### Work required
Return every entry exactly as written.

[Records contained in a dataset]
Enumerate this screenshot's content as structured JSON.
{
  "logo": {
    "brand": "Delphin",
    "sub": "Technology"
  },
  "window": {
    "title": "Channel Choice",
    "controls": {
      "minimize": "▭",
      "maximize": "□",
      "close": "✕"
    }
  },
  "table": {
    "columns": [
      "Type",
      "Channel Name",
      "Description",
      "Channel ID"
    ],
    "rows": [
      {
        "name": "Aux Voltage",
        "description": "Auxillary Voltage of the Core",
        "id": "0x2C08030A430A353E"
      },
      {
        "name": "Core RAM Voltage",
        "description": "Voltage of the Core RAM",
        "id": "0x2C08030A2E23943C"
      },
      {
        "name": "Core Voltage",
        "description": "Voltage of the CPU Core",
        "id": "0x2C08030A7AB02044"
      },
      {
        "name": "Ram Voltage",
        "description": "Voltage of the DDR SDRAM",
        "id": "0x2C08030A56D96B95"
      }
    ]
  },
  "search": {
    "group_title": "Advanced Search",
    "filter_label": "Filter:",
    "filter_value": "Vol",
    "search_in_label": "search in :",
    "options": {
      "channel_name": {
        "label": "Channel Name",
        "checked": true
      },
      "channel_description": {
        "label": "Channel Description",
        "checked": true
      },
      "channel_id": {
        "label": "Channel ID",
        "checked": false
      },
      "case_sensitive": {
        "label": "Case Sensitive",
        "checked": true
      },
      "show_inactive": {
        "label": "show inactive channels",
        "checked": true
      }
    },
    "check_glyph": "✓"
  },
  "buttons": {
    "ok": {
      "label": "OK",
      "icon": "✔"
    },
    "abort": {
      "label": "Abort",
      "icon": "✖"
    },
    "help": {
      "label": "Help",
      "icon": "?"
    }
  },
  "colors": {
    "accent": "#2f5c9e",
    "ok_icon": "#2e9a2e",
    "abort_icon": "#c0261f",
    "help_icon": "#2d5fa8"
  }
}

### Solution to this problem
Enumerate this screenshot's content as structured JSON.
{
  "logo": {
    "brand": "Delphin",
    "sub": "Technology"
  },
  "window": {
    "title": "Channel Choice",
    "controls": {
      "minimize": "▭",
      "maximize": "□",
      "close": "✕"
    }
  },
  "table": {
    "columns": [
      "Type",
      "Channel Name",
      "Description",
      "Channel ID"
    ],
    "rows": [
      {
        "name": "Aux Voltage",
        "description": "Auxillary Voltage of the Core",
        "id": "0x2C08030A430A353E"
      },
      {
        "name": "Core RAM Voltage",
        "description": "Voltage of the Core RAM",
        "id": "0x2C08030A2E23943C"
      },
      {
        "name": "Core Voltage",
        "description": "Voltage of the CPU Core",
        "id": "0x2C08030A7AB02044"
      },
      {
        "name": "Ram Voltage",
        "description": "Voltage of the DDR SDRAM",
        "id": "0x2C08030A56D96B95"
      }
    ]
  },
  "search": {
    "group_title": "Advanced Search",
    "filter_label": "Filter:",
    "filter_value": "Vol",
    "search_in_label": "search in :",
    "options": {
      "channel_name": {
        "label": "Channel Name",
        "checked": true
      },
      "channel_description": {
        "label": "Channel Description",
        "checked": true
      },
      "channel_id": {
        "label": "Channel ID",
        "checked": false
      },
      "case_sensitive": {
        "label": "Case Sensitive",
        "checked": true
      },
      "show_inactive": {
        "label": "show inactive channels",
        "checked": true
      }
    },
    "check_glyph": "✓"
  },
  "buttons": {
    "ok": {
      "label": "OK",
      "icon": "✔"
    },
    "abort": {
      "label": "Abort",
      "icon": "✖"
    },
    "help": {
      "label": "Help",
      "icon": "?"
    }
  },
  "colors": {
    "accent": "#2f5c9e",
    "ok_icon": "#2e9a2e",
    "abort_icon": "#c0261f",
    "help_icon": "#2d5fa8"
  }
}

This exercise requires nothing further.